---------- STORED ROWS
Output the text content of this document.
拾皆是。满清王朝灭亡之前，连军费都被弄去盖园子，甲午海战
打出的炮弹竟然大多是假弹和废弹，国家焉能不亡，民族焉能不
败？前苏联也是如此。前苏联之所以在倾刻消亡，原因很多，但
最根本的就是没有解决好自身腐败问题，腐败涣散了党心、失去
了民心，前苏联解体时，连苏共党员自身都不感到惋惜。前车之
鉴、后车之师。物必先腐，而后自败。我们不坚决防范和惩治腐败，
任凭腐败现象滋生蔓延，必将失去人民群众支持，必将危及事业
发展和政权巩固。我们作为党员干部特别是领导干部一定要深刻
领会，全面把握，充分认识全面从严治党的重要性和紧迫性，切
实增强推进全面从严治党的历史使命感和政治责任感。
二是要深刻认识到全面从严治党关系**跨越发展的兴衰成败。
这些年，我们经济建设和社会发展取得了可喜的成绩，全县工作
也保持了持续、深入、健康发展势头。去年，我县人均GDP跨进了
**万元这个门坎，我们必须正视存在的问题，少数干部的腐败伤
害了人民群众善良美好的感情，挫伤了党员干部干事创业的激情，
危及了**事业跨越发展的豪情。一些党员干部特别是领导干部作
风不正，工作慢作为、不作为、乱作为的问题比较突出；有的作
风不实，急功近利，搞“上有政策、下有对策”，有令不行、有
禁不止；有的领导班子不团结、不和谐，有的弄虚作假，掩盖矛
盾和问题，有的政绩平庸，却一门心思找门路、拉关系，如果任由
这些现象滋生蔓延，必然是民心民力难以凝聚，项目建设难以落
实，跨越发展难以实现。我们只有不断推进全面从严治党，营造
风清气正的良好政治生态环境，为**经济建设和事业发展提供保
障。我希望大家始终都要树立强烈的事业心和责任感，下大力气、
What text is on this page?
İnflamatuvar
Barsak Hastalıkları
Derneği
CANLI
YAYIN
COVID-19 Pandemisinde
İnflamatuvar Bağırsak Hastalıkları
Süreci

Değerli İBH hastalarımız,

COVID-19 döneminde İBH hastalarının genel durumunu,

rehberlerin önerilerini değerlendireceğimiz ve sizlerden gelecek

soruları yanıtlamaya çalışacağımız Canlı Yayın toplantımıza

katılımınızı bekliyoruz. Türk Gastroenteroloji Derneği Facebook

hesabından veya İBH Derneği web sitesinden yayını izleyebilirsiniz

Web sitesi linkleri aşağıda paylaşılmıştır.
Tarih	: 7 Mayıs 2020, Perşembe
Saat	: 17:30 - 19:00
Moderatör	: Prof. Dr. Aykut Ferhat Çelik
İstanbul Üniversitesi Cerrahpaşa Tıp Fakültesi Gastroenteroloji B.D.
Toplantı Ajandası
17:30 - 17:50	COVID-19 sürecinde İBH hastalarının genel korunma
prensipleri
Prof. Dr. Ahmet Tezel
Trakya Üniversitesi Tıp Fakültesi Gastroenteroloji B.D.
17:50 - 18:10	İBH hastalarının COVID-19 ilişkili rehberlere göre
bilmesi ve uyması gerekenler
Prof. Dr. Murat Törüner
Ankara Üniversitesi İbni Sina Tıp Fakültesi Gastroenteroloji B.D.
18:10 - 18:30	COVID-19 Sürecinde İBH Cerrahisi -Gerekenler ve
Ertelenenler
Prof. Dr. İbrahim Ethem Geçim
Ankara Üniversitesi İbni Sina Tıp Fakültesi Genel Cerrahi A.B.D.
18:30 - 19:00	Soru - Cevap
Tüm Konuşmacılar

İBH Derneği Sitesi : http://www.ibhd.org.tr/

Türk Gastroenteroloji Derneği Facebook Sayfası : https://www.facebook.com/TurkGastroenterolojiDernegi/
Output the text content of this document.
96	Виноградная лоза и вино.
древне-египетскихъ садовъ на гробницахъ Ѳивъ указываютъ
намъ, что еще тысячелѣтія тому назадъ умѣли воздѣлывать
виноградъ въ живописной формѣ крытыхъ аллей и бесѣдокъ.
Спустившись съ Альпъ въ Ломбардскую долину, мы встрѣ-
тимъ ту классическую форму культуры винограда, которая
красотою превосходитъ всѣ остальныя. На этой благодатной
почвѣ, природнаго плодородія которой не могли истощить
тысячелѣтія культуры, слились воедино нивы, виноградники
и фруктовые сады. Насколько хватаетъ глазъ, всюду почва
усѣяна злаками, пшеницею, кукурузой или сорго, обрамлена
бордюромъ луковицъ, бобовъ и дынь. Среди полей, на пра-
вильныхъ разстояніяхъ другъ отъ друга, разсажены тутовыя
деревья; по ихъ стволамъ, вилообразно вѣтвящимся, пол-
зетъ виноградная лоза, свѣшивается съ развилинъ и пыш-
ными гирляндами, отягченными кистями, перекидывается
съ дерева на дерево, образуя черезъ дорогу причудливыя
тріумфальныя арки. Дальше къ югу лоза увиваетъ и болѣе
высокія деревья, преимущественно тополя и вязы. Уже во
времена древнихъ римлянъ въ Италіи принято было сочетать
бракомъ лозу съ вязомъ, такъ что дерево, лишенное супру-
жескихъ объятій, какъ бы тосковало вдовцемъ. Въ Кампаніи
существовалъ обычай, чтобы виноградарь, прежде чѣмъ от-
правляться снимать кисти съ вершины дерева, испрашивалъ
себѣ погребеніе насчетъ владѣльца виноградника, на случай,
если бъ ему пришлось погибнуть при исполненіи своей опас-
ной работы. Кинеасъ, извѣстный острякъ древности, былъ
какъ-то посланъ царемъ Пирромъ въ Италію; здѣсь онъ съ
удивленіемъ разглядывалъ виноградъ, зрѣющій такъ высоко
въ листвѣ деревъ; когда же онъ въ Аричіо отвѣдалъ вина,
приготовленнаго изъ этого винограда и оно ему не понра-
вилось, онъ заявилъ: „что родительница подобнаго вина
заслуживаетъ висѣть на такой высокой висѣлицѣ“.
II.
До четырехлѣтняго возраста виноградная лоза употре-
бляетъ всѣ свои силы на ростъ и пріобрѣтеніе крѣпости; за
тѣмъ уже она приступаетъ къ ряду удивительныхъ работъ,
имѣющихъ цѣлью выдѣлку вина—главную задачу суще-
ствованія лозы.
--------------------
## TASK DIRECTIONS
Check each line of the entries above for the word "Ankara". List the ones that have it.

## SOLUTION FOR THIS TASK
Ankara Üniversitesi İbni Sina Tıp Fakültesi Gastroenteroloji B.D.
Ankara Üniversitesi İbni Sina Tıp Fakültesi Genel Cerrahi A.B.D.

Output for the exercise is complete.